## DATA SUPPLIED
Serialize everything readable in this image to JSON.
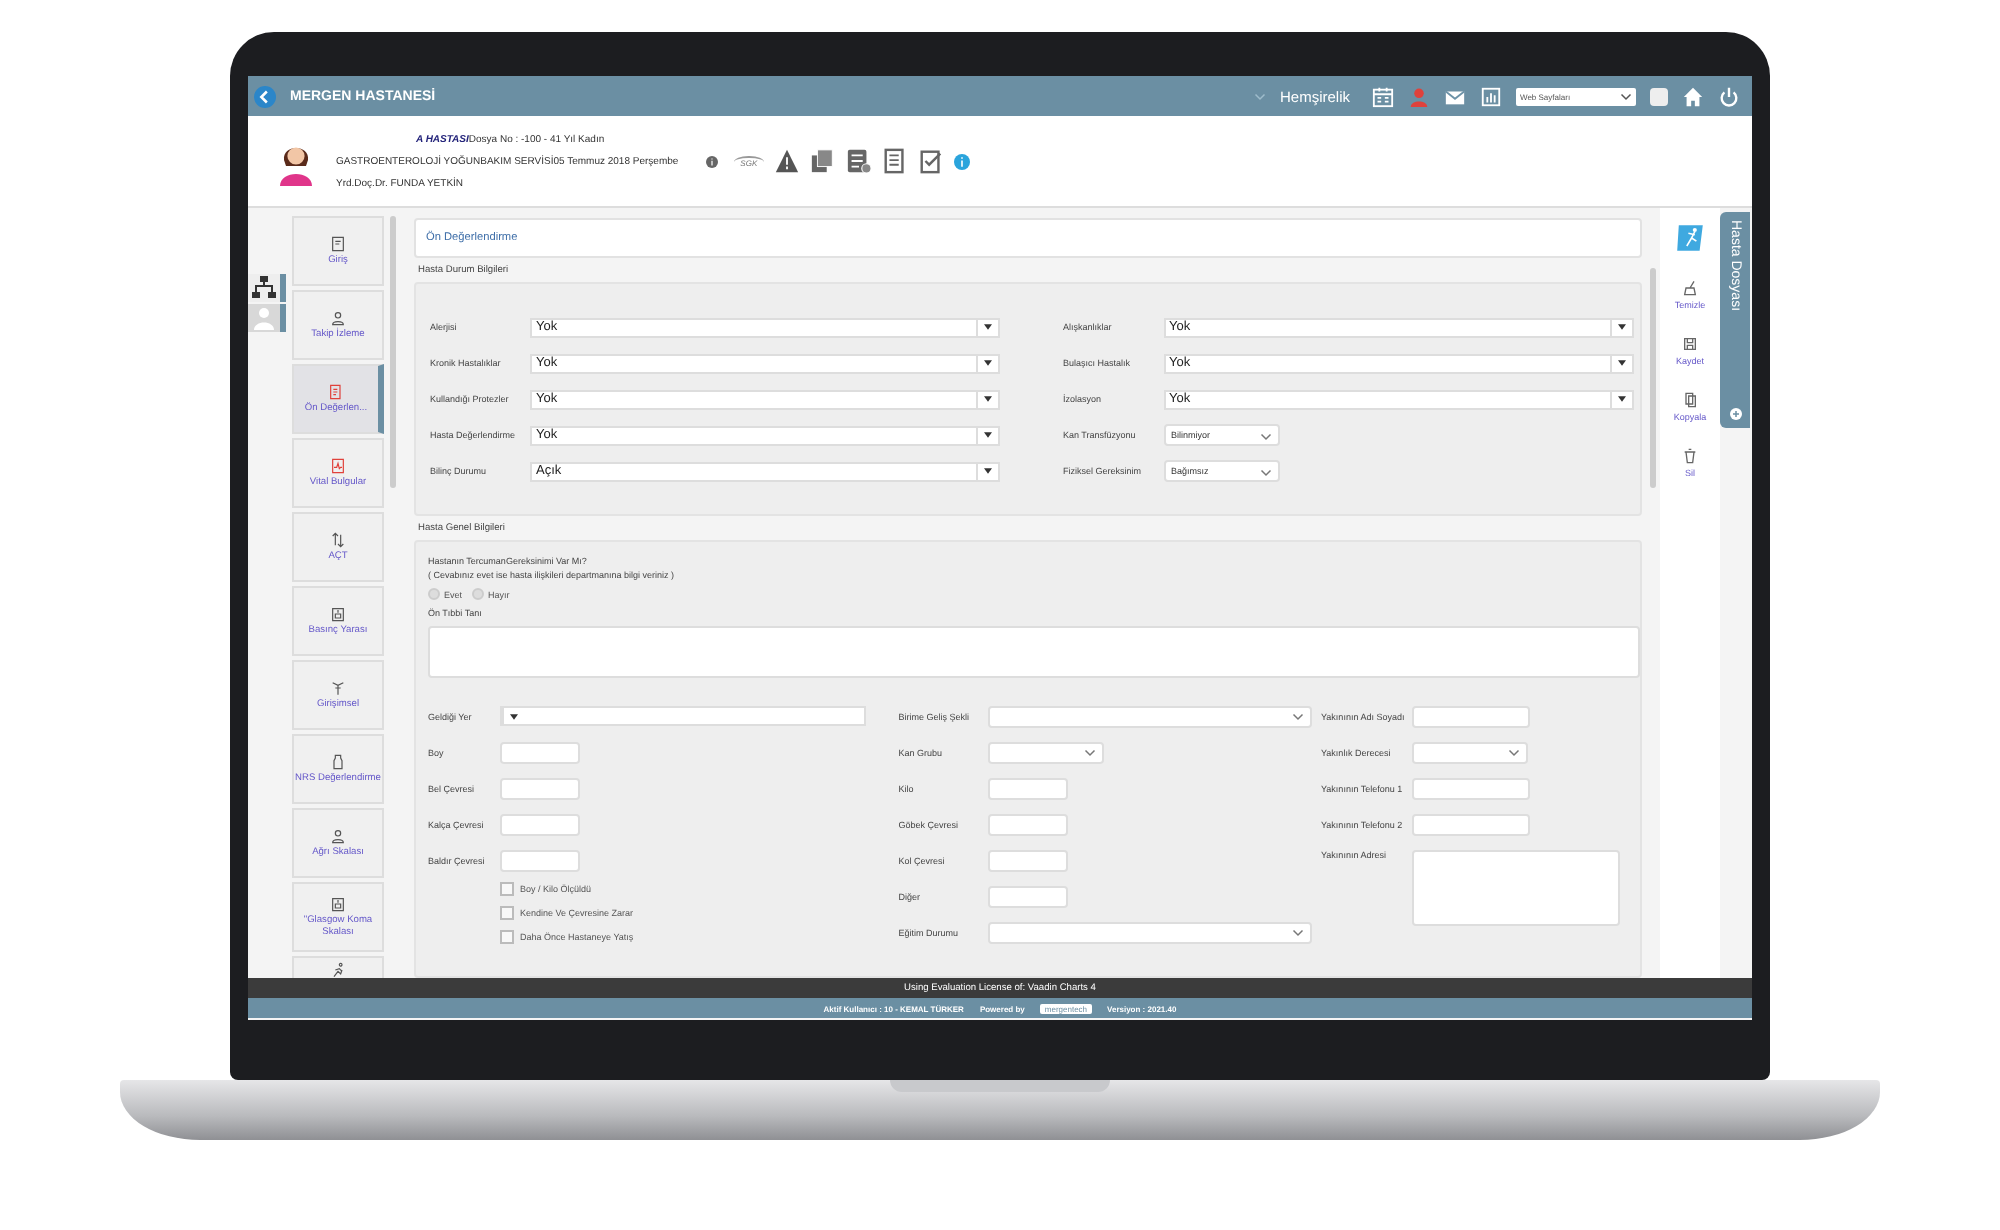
{
  "app_bar": {
    "title": "MERGEN HASTANESİ",
    "module": "Hemşirelik",
    "web_select": {
      "value": "Web Sayfaları"
    }
  },
  "patient": {
    "name": "A HASTASI",
    "file_info": "Dosya No : -100 - 41 Yıl Kadın",
    "ward_date": "GASTROENTEROLOJİ YOĞUNBAKIM SERVİSİ05 Temmuz 2018 Perşembe",
    "doctor": "Yrd.Doç.Dr. FUNDA YETKİN",
    "insurance_label": "SGK"
  },
  "nav": [
    {
      "label": "Giriş",
      "kind": "login",
      "selected": false
    },
    {
      "label": "Takip İzleme",
      "kind": "person",
      "selected": false
    },
    {
      "label": "Ön Değerlen...",
      "kind": "form",
      "selected": true
    },
    {
      "label": "Vital Bulgular",
      "kind": "vital",
      "selected": false
    },
    {
      "label": "AÇT",
      "kind": "arrows",
      "selected": false
    },
    {
      "label": "Basınç Yarası",
      "kind": "frame",
      "selected": false
    },
    {
      "label": "Girişimsel",
      "kind": "antenna",
      "selected": false
    },
    {
      "label": "NRS Değerlendirme",
      "kind": "bottle",
      "selected": false
    },
    {
      "label": "Ağrı Skalası",
      "kind": "person",
      "selected": false
    },
    {
      "label": "\"Glasgow Koma Skalası",
      "kind": "frame",
      "selected": false
    },
    {
      "kind": "run",
      "selected": false
    }
  ],
  "page_title": "Ön Değerlendirme",
  "status_section": {
    "title": "Hasta Durum Bilgileri",
    "left": [
      {
        "label": "Alerjisi",
        "value": "Yok",
        "kind": "combo"
      },
      {
        "label": "Kronik Hastalıklar",
        "value": "Yok",
        "kind": "combo"
      },
      {
        "label": "Kullandığı Protezler",
        "value": "Yok",
        "kind": "combo"
      },
      {
        "label": "Hasta Değerlendirme",
        "value": "Yok",
        "kind": "combo"
      },
      {
        "label": "Bilinç Durumu",
        "value": "Açık",
        "kind": "combo"
      }
    ],
    "right": [
      {
        "label": "Alışkanlıklar",
        "value": "Yok",
        "kind": "combo"
      },
      {
        "label": "Bulaşıcı Hastalık",
        "value": "Yok",
        "kind": "combo"
      },
      {
        "label": "İzolasyon",
        "value": "Yok",
        "kind": "combo"
      },
      {
        "label": "Kan Transfüzyonu",
        "value": "Bilinmiyor",
        "kind": "picker"
      },
      {
        "label": "Fiziksel Gereksinim",
        "value": "Bağımsız",
        "kind": "picker"
      }
    ]
  },
  "general_section": {
    "title": "Hasta Genel Bilgileri",
    "question": "Hastanın TercumanGereksinimi Var Mı?",
    "note": "( Cevabınız evet ise hasta ilişkileri departmanına bilgi veriniz )",
    "options": [
      {
        "label": "Evet",
        "selected": false
      },
      {
        "label": "Hayır",
        "selected": false
      }
    ],
    "diagnosis_label": "Ön Tıbbi Tanı",
    "col1": [
      {
        "label": "Geldiği Yer",
        "kind": "combo"
      },
      {
        "label": "Boy",
        "kind": "input"
      },
      {
        "label": "Bel Çevresi",
        "kind": "input"
      },
      {
        "label": "Kalça Çevresi",
        "kind": "input"
      },
      {
        "label": "Baldır Çevresi",
        "kind": "input"
      }
    ],
    "checks": [
      {
        "label": "Boy / Kilo Ölçüldü",
        "checked": false
      },
      {
        "label": "Kendine Ve Çevresine Zarar",
        "checked": false
      },
      {
        "label": "Daha Önce Hastaneye Yatış",
        "checked": false
      }
    ],
    "col2": [
      {
        "label": "Birime Geliş Şekli",
        "kind": "dropdown"
      },
      {
        "label": "Kan Grubu",
        "kind": "picker"
      },
      {
        "label": "Kilo",
        "kind": "input"
      },
      {
        "label": "Göbek Çevresi",
        "kind": "input"
      },
      {
        "label": "Kol Çevresi",
        "kind": "input"
      },
      {
        "label": "Diğer",
        "kind": "input"
      },
      {
        "label": "Eğitim Durumu",
        "kind": "dropdown"
      }
    ],
    "col3": [
      {
        "label": "Yakınının Adı Soyadı",
        "kind": "input"
      },
      {
        "label": "Yakınlık Derecesi",
        "kind": "picker"
      },
      {
        "label": "Yakınının Telefonu 1",
        "kind": "input"
      },
      {
        "label": "Yakınının Telefonu 2",
        "kind": "input"
      },
      {
        "label": "Yakınının Adresi",
        "kind": "textarea"
      }
    ]
  },
  "tools": [
    {
      "label": "Temizle",
      "kind": "broom"
    },
    {
      "label": "Kaydet",
      "kind": "save"
    },
    {
      "label": "Kopyala",
      "kind": "copy"
    },
    {
      "label": "Sil",
      "kind": "trash"
    }
  ],
  "side_tab": "Hasta Dosyası",
  "license": "Using Evaluation License of: Vaadin Charts 4",
  "footer": {
    "user": "Aktif Kullanıcı : 10 - KEMAL TÜRKER",
    "powered": "Powered by",
    "brand": "mergentech",
    "version": "Versiyon : 2021.40"
  }
}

## STATED EXERCISE
Select and copy every line of the material that holds the string "Değerlendirme".

## RIGHT ANSWER
      "label": "NRS Değerlendirme",
  "page_title": "Ön Değerlendirme",
        "label": "Hasta Değerlendirme",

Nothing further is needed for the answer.